--- START Extracted information ---

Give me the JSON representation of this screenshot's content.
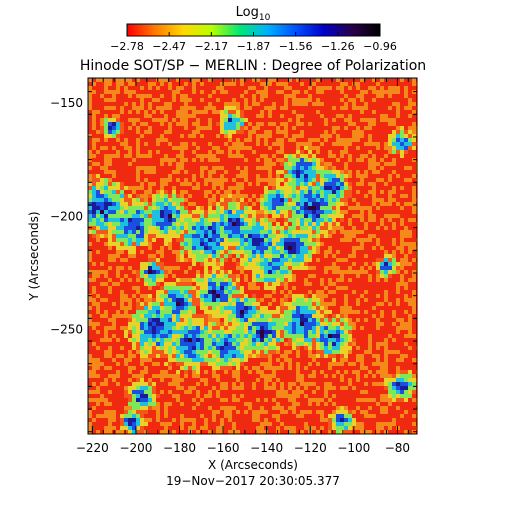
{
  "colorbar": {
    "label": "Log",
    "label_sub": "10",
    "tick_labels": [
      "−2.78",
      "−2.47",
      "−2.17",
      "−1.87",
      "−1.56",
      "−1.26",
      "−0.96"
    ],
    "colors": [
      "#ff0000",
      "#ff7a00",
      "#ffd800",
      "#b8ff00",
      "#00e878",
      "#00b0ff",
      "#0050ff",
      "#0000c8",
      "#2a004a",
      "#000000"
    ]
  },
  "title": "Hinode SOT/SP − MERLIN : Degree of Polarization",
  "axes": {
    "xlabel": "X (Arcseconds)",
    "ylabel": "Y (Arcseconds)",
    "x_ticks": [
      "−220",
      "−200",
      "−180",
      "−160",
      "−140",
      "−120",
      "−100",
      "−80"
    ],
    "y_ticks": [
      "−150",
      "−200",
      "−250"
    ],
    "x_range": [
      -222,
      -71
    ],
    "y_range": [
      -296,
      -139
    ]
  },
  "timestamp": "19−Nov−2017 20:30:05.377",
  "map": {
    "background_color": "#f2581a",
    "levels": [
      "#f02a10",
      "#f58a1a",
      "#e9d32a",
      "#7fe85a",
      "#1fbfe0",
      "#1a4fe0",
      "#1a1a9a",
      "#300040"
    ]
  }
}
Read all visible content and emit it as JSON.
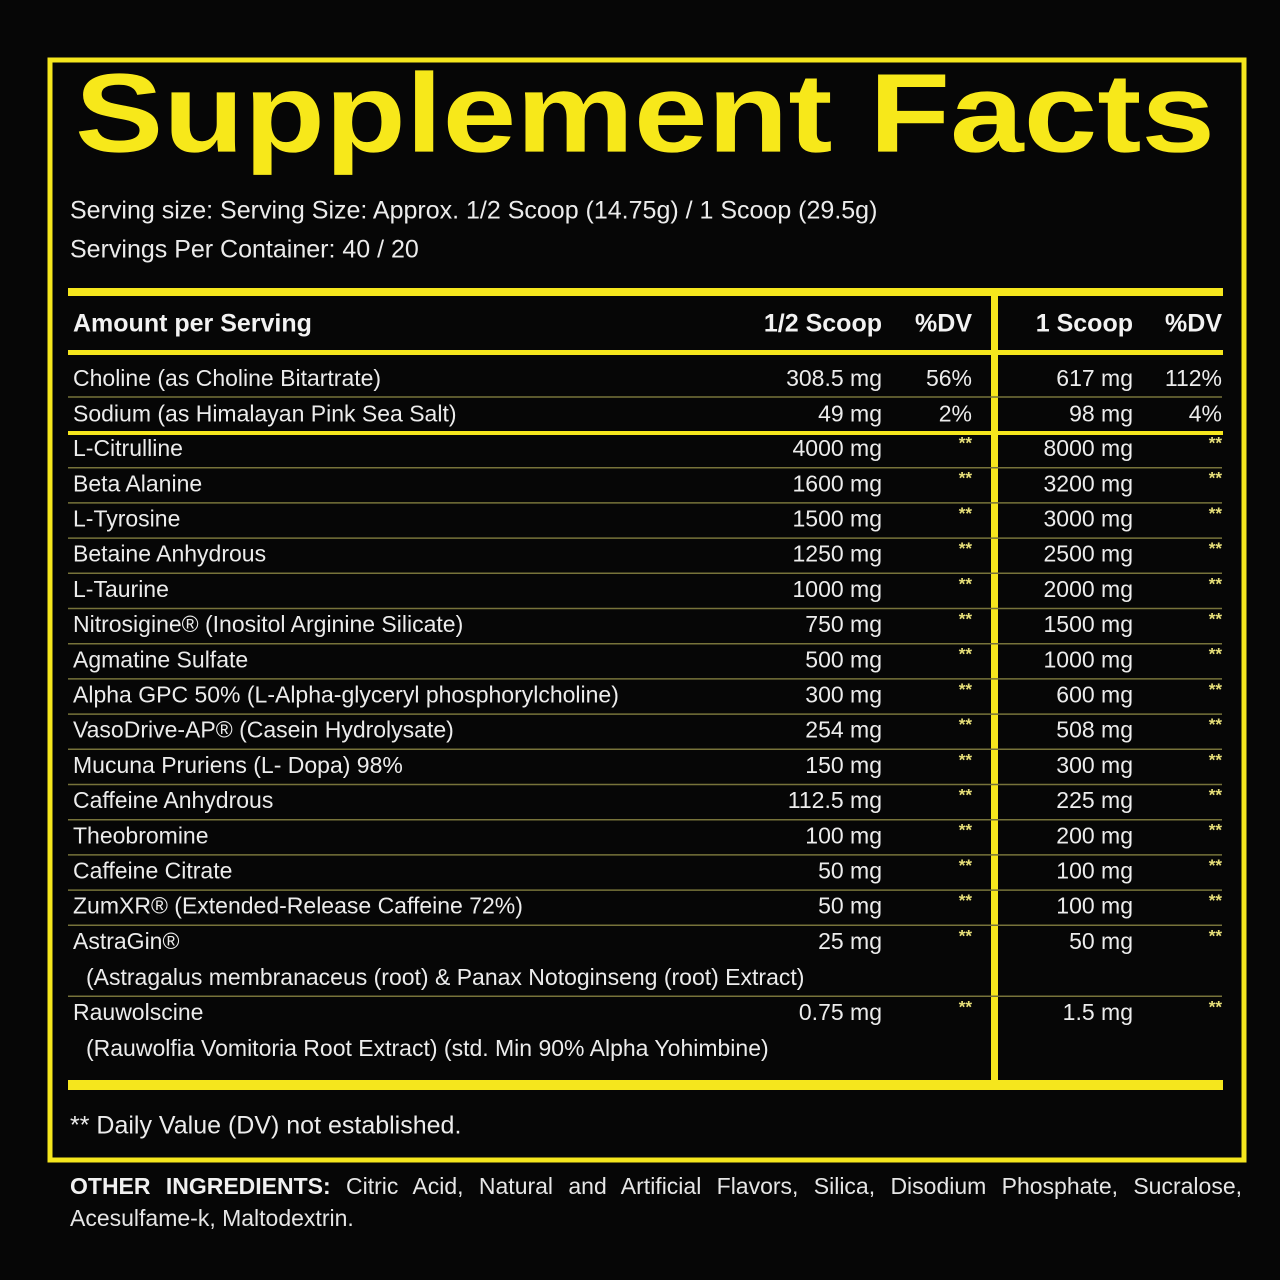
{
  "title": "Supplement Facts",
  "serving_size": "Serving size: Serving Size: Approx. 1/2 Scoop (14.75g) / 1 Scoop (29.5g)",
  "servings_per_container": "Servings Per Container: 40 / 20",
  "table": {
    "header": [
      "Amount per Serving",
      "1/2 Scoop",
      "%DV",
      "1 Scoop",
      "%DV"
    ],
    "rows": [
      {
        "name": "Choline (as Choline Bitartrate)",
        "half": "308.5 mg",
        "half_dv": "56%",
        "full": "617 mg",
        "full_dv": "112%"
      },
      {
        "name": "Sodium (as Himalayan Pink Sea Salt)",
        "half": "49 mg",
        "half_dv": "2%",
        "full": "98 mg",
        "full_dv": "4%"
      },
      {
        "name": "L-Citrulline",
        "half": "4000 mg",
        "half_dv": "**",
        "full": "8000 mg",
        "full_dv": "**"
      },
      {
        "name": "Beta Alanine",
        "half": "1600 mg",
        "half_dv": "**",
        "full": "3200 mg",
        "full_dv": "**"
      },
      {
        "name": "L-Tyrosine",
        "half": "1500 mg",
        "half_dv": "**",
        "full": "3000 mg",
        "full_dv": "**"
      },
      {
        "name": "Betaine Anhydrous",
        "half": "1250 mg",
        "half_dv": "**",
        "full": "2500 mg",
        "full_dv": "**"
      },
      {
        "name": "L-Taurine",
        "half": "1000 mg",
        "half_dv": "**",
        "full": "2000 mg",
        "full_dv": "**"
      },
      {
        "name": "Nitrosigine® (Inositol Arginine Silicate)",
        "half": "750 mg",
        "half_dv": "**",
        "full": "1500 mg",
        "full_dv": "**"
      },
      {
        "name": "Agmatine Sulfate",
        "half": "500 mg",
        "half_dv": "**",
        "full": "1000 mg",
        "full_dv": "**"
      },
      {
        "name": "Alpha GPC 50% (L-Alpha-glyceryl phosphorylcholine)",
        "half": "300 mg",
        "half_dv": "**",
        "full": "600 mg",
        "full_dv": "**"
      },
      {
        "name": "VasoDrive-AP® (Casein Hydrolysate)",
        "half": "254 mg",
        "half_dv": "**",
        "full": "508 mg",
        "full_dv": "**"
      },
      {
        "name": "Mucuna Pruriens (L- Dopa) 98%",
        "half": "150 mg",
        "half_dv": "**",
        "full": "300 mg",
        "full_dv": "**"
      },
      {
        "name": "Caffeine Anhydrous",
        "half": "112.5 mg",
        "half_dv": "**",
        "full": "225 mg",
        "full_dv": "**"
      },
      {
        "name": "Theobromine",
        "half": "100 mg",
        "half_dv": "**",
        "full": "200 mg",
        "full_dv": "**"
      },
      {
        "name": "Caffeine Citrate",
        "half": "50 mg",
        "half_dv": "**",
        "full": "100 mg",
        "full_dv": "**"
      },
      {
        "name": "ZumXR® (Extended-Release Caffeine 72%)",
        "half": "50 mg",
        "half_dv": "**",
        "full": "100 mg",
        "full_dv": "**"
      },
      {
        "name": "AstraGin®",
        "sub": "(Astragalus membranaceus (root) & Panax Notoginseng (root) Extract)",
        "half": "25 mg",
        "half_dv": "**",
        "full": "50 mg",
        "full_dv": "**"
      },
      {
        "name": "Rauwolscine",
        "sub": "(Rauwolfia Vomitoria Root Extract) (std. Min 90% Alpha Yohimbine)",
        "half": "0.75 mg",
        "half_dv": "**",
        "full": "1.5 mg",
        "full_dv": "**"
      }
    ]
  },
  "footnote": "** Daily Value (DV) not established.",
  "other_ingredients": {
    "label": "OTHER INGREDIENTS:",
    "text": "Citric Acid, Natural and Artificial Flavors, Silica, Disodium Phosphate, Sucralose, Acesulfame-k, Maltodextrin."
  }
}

--- END Extracted information ---

## Written problem
Out of the material above, select every line that holds the string "Arcseconds".

## Written solution
    "xlabel": "X (Arcseconds)",
    "ylabel": "Y (Arcseconds)",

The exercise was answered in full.